Your task. Extract each line bearing the word "coordinated".

Records to use.

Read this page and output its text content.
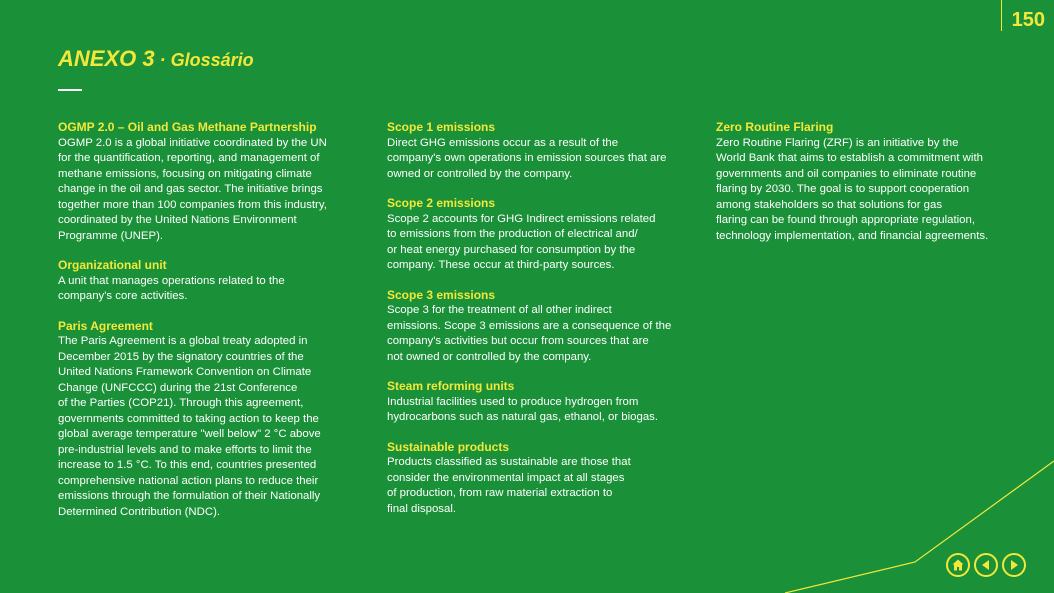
150
ANEXO 3 · Glossário
OGMP 2.0 – Oil and Gas Methane Partnership
OGMP 2.0 is a global initiative coordinated by the UN
for the quantification, reporting, and management of
methane emissions, focusing on mitigating climate
change in the oil and gas sector. The initiative brings
together more than 100 companies from this industry,
coordinated by the United Nations Environment
Programme (UNEP).
Organizational unit
A unit that manages operations related to the
company's core activities.
Paris Agreement
The Paris Agreement is a global treaty adopted in
December 2015 by the signatory countries of the
United Nations Framework Convention on Climate
Change (UNFCCC) during the 21st Conference
of the Parties (COP21). Through this agreement,
governments committed to taking action to keep the
global average temperature "well below" 2 °C above
pre-industrial levels and to make efforts to limit the
increase to 1.5 °C. To this end, countries presented
comprehensive national action plans to reduce their
emissions through the formulation of their Nationally
Determined Contribution (NDC).
Scope 1 emissions
Direct GHG emissions occur as a result of the
company's own operations in emission sources that are
owned or controlled by the company.
Scope 2 emissions
Scope 2 accounts for GHG Indirect emissions related
to emissions from the production of electrical and/
or heat energy purchased for consumption by the
company. These occur at third-party sources.
Scope 3 emissions
Scope 3 for the treatment of all other indirect
emissions. Scope 3 emissions are a consequence of the
company's activities but occur from sources that are
not owned or controlled by the company.
Steam reforming units
Industrial facilities used to produce hydrogen from
hydrocarbons such as natural gas, ethanol, or biogas.
Sustainable products
Products classified as sustainable are those that
consider the environmental impact at all stages
of production, from raw material extraction to
final disposal.
Zero Routine Flaring
Zero Routine Flaring (ZRF) is an initiative by the
World Bank that aims to establish a commitment with
governments and oil companies to eliminate routine
flaring by 2030. The goal is to support cooperation
among stakeholders so that solutions for gas
flaring can be found through appropriate regulation,
technology implementation, and financial agreements.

Result of the exercise.
OGMP 2.0 is a global initiative coordinated by the UN
coordinated by the United Nations Environment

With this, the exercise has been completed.